▶ [What you will do]: Copy every record below exactly as written, but leave out the pictures.

▶ [Stored data]:
☆ ☆ ☆ ☆ ☆
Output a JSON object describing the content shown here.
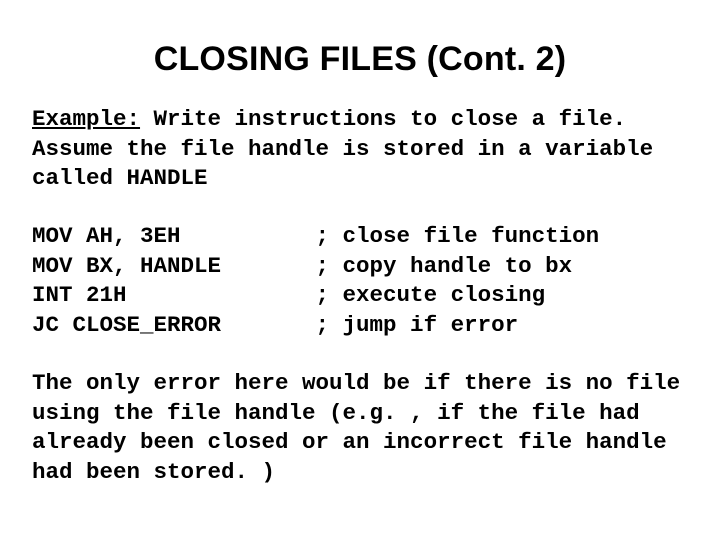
{
  "title": "CLOSING FILES (Cont. 2)",
  "example_label": "Example:",
  "example_text": " Write instructions to close a file. Assume the file handle is stored in a variable called HANDLE",
  "code": "MOV AH, 3EH          ; close file function\nMOV BX, HANDLE       ; copy handle to bx\nINT 21H              ; execute closing\nJC CLOSE_ERROR       ; jump if error",
  "footer": "The only error here would be if there is no file using the file handle (e.g. , if the file had already been closed or an incorrect file handle had been stored. )"
}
☆ ☆ ☆ ☆ ☆
▶ [Correct answer]:
Output a JSON object describing the content shown here.
{
  "title": "CLOSING FILES (Cont. 2)",
  "example_label": "Example:",
  "example_text": " Write instructions to close a file. Assume the file handle is stored in a variable called HANDLE",
  "code": "MOV AH, 3EH          ; close file function\nMOV BX, HANDLE       ; copy handle to bx\nINT 21H              ; execute closing\nJC CLOSE_ERROR       ; jump if error",
  "footer": "The only error here would be if there is no file using the file handle (e.g. , if the file had already been closed or an incorrect file handle had been stored. )"
}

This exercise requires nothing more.